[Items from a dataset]
===

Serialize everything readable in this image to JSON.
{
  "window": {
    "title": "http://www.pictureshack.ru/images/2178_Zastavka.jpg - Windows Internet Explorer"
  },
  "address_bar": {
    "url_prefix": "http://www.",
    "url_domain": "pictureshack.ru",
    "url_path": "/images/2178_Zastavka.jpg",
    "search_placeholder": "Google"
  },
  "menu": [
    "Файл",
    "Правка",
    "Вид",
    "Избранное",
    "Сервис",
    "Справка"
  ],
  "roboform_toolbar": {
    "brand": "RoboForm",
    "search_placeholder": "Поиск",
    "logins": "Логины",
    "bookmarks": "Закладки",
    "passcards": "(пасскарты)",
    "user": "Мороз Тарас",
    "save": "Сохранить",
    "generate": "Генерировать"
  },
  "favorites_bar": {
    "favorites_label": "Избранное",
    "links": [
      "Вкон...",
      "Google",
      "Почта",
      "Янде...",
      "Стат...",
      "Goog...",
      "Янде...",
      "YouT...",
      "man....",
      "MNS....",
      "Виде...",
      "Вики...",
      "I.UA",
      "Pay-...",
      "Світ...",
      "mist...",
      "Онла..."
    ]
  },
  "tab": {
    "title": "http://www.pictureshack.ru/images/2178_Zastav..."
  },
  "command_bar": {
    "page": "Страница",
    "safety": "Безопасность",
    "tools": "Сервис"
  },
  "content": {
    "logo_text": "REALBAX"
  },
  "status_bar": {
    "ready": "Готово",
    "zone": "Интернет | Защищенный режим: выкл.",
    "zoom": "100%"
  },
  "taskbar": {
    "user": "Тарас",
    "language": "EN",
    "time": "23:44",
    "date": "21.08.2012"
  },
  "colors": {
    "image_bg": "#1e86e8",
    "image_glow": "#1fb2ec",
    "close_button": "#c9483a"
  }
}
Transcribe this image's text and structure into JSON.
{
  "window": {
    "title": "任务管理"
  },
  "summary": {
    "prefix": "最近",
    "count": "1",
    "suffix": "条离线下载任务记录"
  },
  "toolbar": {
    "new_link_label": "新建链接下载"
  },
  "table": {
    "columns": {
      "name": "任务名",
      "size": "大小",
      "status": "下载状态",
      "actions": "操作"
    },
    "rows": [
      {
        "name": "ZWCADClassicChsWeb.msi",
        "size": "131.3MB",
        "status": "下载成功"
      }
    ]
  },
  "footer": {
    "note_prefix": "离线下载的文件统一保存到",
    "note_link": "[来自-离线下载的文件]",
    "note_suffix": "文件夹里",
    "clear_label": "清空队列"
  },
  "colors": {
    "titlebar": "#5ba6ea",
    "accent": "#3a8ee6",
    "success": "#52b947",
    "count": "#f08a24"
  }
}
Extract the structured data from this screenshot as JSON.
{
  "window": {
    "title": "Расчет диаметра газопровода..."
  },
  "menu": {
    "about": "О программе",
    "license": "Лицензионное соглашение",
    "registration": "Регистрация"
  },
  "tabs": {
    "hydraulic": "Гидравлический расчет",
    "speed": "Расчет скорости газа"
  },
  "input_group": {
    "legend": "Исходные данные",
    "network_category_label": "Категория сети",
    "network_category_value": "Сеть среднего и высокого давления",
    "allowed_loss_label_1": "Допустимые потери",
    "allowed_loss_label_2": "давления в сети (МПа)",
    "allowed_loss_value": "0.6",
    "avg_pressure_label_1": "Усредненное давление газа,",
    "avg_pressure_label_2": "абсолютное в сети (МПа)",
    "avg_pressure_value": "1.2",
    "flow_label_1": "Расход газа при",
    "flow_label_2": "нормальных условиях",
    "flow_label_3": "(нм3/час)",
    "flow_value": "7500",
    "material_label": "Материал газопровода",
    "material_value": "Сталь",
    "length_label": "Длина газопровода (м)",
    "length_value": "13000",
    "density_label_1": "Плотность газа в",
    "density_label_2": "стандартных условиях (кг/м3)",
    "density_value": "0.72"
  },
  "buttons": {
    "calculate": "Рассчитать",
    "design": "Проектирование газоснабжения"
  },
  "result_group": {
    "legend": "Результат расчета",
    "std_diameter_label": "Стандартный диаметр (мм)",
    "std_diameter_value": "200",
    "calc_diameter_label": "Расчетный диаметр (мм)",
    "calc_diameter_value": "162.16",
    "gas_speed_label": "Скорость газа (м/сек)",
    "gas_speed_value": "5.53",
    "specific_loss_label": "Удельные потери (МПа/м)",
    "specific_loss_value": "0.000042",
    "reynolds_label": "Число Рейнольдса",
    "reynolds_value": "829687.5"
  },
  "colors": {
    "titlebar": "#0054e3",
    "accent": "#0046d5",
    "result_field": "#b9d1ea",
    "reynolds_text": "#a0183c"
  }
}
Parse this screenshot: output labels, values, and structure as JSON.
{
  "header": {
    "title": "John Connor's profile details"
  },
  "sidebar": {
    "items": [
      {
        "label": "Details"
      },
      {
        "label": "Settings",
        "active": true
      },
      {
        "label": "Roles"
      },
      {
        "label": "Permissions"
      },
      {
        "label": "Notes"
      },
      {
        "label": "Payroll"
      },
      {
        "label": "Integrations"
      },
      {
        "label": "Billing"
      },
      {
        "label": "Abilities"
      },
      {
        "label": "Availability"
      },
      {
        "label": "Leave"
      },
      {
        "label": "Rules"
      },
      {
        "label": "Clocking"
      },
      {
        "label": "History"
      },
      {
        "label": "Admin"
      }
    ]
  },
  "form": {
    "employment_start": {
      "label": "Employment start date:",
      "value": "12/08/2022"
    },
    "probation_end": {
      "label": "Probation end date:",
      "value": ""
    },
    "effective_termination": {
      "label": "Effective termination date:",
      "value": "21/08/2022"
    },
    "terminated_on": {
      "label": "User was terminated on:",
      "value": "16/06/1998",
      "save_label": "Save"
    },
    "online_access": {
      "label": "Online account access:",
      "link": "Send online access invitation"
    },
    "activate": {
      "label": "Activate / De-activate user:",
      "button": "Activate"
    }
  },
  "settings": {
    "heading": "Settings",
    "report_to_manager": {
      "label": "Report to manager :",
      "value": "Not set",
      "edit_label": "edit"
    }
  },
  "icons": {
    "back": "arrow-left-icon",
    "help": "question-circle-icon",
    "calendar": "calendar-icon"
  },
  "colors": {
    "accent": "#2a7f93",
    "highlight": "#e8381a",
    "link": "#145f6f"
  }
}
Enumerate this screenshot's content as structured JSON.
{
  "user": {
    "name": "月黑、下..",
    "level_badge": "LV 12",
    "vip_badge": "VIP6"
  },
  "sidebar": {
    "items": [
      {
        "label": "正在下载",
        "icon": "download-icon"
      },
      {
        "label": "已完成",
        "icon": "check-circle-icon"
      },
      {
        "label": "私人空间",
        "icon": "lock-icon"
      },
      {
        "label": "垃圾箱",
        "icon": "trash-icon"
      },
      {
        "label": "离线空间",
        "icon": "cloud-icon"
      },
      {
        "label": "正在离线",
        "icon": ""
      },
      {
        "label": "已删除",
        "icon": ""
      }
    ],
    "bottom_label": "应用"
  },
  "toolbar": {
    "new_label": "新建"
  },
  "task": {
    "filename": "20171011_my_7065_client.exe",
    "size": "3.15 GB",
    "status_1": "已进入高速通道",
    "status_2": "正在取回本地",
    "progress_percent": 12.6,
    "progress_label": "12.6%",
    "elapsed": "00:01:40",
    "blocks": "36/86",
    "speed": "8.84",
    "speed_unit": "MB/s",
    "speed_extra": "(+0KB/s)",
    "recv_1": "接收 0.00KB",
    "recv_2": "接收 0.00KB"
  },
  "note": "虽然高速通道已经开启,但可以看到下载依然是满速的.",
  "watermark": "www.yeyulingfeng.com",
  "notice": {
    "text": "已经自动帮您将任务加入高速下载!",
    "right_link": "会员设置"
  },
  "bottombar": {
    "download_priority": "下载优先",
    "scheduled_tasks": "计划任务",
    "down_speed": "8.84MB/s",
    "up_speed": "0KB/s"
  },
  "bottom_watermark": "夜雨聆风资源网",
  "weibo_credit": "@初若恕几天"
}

===

## Problem to work on
Which lines hold the word "условиях"? Return all of them from the records above.

## Answer
    "flow_label_2": "нормальных условиях",
    "density_label_2": "стандартных условиях (кг/м3)",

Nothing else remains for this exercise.